* Objective *
Take the material below and write it all out again exactly.
_ _ _ _ _
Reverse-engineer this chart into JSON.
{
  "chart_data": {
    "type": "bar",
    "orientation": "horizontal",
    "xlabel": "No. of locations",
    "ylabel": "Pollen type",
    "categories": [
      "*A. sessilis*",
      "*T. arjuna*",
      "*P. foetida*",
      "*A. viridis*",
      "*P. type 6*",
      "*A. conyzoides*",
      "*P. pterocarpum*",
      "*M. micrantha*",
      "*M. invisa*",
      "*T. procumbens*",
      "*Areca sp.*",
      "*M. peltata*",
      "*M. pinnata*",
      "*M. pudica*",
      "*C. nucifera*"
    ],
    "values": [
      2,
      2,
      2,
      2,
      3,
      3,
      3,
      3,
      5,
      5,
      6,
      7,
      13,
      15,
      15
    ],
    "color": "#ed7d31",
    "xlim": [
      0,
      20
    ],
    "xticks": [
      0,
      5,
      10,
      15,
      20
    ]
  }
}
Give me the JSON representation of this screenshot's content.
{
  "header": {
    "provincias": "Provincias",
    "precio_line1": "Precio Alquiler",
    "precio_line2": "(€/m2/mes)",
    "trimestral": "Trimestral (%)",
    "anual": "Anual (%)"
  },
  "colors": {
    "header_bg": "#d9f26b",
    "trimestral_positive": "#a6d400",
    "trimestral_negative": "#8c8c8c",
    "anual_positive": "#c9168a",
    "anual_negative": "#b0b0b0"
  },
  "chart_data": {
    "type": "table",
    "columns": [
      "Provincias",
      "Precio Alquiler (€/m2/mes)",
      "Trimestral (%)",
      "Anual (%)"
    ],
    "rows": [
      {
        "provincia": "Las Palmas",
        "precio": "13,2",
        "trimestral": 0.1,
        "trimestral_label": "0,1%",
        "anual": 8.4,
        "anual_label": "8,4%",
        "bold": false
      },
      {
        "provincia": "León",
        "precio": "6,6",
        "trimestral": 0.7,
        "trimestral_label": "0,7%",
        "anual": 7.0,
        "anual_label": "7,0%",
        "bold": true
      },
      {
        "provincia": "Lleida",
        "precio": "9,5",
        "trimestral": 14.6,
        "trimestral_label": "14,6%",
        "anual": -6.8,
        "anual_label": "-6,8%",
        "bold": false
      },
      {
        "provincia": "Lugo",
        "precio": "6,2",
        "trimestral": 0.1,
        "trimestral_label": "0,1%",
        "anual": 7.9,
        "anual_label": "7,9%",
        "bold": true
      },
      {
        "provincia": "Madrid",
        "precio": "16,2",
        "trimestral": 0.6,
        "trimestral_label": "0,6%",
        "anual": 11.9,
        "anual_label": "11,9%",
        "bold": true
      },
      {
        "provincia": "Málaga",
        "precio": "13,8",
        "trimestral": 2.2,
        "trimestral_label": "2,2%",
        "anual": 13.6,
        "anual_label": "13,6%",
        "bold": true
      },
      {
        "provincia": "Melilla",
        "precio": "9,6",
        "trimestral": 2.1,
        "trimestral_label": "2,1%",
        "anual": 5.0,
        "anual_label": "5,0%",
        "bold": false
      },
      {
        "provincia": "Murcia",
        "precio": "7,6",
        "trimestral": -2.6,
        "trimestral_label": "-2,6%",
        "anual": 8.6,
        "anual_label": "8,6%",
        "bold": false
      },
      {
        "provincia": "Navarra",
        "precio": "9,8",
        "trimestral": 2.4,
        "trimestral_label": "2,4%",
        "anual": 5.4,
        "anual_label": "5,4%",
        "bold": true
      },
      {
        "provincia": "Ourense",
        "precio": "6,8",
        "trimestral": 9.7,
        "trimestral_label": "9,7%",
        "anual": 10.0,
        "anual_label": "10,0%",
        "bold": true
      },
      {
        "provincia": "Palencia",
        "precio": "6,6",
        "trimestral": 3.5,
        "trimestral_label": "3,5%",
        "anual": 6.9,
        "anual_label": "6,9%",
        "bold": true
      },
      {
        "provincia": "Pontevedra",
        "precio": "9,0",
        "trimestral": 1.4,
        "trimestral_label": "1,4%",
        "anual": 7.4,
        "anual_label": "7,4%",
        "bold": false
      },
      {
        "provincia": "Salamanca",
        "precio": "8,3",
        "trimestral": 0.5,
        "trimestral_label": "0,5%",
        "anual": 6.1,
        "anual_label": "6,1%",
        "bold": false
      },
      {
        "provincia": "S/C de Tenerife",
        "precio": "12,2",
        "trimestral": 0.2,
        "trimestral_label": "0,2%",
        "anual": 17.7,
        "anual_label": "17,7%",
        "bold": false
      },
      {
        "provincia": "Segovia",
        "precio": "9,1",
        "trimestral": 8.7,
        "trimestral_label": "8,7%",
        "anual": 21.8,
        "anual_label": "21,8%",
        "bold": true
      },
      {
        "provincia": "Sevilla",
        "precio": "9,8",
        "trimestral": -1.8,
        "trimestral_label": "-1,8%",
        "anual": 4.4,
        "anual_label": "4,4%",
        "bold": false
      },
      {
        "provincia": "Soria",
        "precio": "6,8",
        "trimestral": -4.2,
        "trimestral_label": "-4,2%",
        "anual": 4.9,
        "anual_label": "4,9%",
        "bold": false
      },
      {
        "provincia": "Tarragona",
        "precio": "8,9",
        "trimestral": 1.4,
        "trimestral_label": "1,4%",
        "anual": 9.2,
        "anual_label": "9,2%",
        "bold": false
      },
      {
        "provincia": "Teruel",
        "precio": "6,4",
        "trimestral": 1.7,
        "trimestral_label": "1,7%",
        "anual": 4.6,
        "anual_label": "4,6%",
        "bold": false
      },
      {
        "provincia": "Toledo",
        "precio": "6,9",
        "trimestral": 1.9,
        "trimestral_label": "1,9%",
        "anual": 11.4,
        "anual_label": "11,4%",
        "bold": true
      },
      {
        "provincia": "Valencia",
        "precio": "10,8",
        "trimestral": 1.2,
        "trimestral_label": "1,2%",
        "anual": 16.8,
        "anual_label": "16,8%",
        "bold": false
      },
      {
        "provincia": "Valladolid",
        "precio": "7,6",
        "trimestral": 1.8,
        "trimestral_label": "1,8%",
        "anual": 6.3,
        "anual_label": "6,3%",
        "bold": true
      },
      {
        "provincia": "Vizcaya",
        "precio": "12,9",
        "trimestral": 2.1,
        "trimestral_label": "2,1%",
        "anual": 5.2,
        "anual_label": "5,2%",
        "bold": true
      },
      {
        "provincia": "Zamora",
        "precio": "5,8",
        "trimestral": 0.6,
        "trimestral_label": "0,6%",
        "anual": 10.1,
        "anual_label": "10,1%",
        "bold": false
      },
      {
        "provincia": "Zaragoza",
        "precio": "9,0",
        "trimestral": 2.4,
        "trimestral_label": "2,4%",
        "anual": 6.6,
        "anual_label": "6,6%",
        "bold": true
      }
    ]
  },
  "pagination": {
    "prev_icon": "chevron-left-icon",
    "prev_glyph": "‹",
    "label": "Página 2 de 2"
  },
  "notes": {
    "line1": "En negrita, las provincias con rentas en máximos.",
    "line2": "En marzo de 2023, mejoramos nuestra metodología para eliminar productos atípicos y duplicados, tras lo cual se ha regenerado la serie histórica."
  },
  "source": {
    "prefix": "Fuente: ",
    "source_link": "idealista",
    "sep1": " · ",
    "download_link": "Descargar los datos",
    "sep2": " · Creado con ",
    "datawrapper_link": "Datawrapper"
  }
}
_ _ _ _ _
* Exercise result *
Reverse-engineer this chart into JSON.
{
  "chart_data": {
    "type": "bar",
    "orientation": "horizontal",
    "xlabel": "No. of locations",
    "ylabel": "Pollen type",
    "categories": [
      "*A. sessilis*",
      "*T. arjuna*",
      "*P. foetida*",
      "*A. viridis*",
      "*P. type 6*",
      "*A. conyzoides*",
      "*P. pterocarpum*",
      "*M. micrantha*",
      "*M. invisa*",
      "*T. procumbens*",
      "*Areca sp.*",
      "*M. peltata*",
      "*M. pinnata*",
      "*M. pudica*",
      "*C. nucifera*"
    ],
    "values": [
      2,
      2,
      2,
      2,
      3,
      3,
      3,
      3,
      5,
      5,
      6,
      7,
      13,
      15,
      15
    ],
    "color": "#ed7d31",
    "xlim": [
      0,
      20
    ],
    "xticks": [
      0,
      5,
      10,
      15,
      20
    ]
  }
}
Give me the JSON representation of this screenshot's content.
{
  "header": {
    "provincias": "Provincias",
    "precio_line1": "Precio Alquiler",
    "precio_line2": "(€/m2/mes)",
    "trimestral": "Trimestral (%)",
    "anual": "Anual (%)"
  },
  "colors": {
    "header_bg": "#d9f26b",
    "trimestral_positive": "#a6d400",
    "trimestral_negative": "#8c8c8c",
    "anual_positive": "#c9168a",
    "anual_negative": "#b0b0b0"
  },
  "chart_data": {
    "type": "table",
    "columns": [
      "Provincias",
      "Precio Alquiler (€/m2/mes)",
      "Trimestral (%)",
      "Anual (%)"
    ],
    "rows": [
      {
        "provincia": "Las Palmas",
        "precio": "13,2",
        "trimestral": 0.1,
        "trimestral_label": "0,1%",
        "anual": 8.4,
        "anual_label": "8,4%",
        "bold": false
      },
      {
        "provincia": "León",
        "precio": "6,6",
        "trimestral": 0.7,
        "trimestral_label": "0,7%",
        "anual": 7.0,
        "anual_label": "7,0%",
        "bold": true
      },
      {
        "provincia": "Lleida",
        "precio": "9,5",
        "trimestral": 14.6,
        "trimestral_label": "14,6%",
        "anual": -6.8,
        "anual_label": "-6,8%",
        "bold": false
      },
      {
        "provincia": "Lugo",
        "precio": "6,2",
        "trimestral": 0.1,
        "trimestral_label": "0,1%",
        "anual": 7.9,
        "anual_label": "7,9%",
        "bold": true
      },
      {
        "provincia": "Madrid",
        "precio": "16,2",
        "trimestral": 0.6,
        "trimestral_label": "0,6%",
        "anual": 11.9,
        "anual_label": "11,9%",
        "bold": true
      },
      {
        "provincia": "Málaga",
        "precio": "13,8",
        "trimestral": 2.2,
        "trimestral_label": "2,2%",
        "anual": 13.6,
        "anual_label": "13,6%",
        "bold": true
      },
      {
        "provincia": "Melilla",
        "precio": "9,6",
        "trimestral": 2.1,
        "trimestral_label": "2,1%",
        "anual": 5.0,
        "anual_label": "5,0%",
        "bold": false
      },
      {
        "provincia": "Murcia",
        "precio": "7,6",
        "trimestral": -2.6,
        "trimestral_label": "-2,6%",
        "anual": 8.6,
        "anual_label": "8,6%",
        "bold": false
      },
      {
        "provincia": "Navarra",
        "precio": "9,8",
        "trimestral": 2.4,
        "trimestral_label": "2,4%",
        "anual": 5.4,
        "anual_label": "5,4%",
        "bold": true
      },
      {
        "provincia": "Ourense",
        "precio": "6,8",
        "trimestral": 9.7,
        "trimestral_label": "9,7%",
        "anual": 10.0,
        "anual_label": "10,0%",
        "bold": true
      },
      {
        "provincia": "Palencia",
        "precio": "6,6",
        "trimestral": 3.5,
        "trimestral_label": "3,5%",
        "anual": 6.9,
        "anual_label": "6,9%",
        "bold": true
      },
      {
        "provincia": "Pontevedra",
        "precio": "9,0",
        "trimestral": 1.4,
        "trimestral_label": "1,4%",
        "anual": 7.4,
        "anual_label": "7,4%",
        "bold": false
      },
      {
        "provincia": "Salamanca",
        "precio": "8,3",
        "trimestral": 0.5,
        "trimestral_label": "0,5%",
        "anual": 6.1,
        "anual_label": "6,1%",
        "bold": false
      },
      {
        "provincia": "S/C de Tenerife",
        "precio": "12,2",
        "trimestral": 0.2,
        "trimestral_label": "0,2%",
        "anual": 17.7,
        "anual_label": "17,7%",
        "bold": false
      },
      {
        "provincia": "Segovia",
        "precio": "9,1",
        "trimestral": 8.7,
        "trimestral_label": "8,7%",
        "anual": 21.8,
        "anual_label": "21,8%",
        "bold": true
      },
      {
        "provincia": "Sevilla",
        "precio": "9,8",
        "trimestral": -1.8,
        "trimestral_label": "-1,8%",
        "anual": 4.4,
        "anual_label": "4,4%",
        "bold": false
      },
      {
        "provincia": "Soria",
        "precio": "6,8",
        "trimestral": -4.2,
        "trimestral_label": "-4,2%",
        "anual": 4.9,
        "anual_label": "4,9%",
        "bold": false
      },
      {
        "provincia": "Tarragona",
        "precio": "8,9",
        "trimestral": 1.4,
        "trimestral_label": "1,4%",
        "anual": 9.2,
        "anual_label": "9,2%",
        "bold": false
      },
      {
        "provincia": "Teruel",
        "precio": "6,4",
        "trimestral": 1.7,
        "trimestral_label": "1,7%",
        "anual": 4.6,
        "anual_label": "4,6%",
        "bold": false
      },
      {
        "provincia": "Toledo",
        "precio": "6,9",
        "trimestral": 1.9,
        "trimestral_label": "1,9%",
        "anual": 11.4,
        "anual_label": "11,4%",
        "bold": true
      },
      {
        "provincia": "Valencia",
        "precio": "10,8",
        "trimestral": 1.2,
        "trimestral_label": "1,2%",
        "anual": 16.8,
        "anual_label": "16,8%",
        "bold": false
      },
      {
        "provincia": "Valladolid",
        "precio": "7,6",
        "trimestral": 1.8,
        "trimestral_label": "1,8%",
        "anual": 6.3,
        "anual_label": "6,3%",
        "bold": true
      },
      {
        "provincia": "Vizcaya",
        "precio": "12,9",
        "trimestral": 2.1,
        "trimestral_label": "2,1%",
        "anual": 5.2,
        "anual_label": "5,2%",
        "bold": true
      },
      {
        "provincia": "Zamora",
        "precio": "5,8",
        "trimestral": 0.6,
        "trimestral_label": "0,6%",
        "anual": 10.1,
        "anual_label": "10,1%",
        "bold": false
      },
      {
        "provincia": "Zaragoza",
        "precio": "9,0",
        "trimestral": 2.4,
        "trimestral_label": "2,4%",
        "anual": 6.6,
        "anual_label": "6,6%",
        "bold": true
      }
    ]
  },
  "pagination": {
    "prev_icon": "chevron-left-icon",
    "prev_glyph": "‹",
    "label": "Página 2 de 2"
  },
  "notes": {
    "line1": "En negrita, las provincias con rentas en máximos.",
    "line2": "En marzo de 2023, mejoramos nuestra metodología para eliminar productos atípicos y duplicados, tras lo cual se ha regenerado la serie histórica."
  },
  "source": {
    "prefix": "Fuente: ",
    "source_link": "idealista",
    "sep1": " · ",
    "download_link": "Descargar los datos",
    "sep2": " · Creado con ",
    "datawrapper_link": "Datawrapper"
  }
}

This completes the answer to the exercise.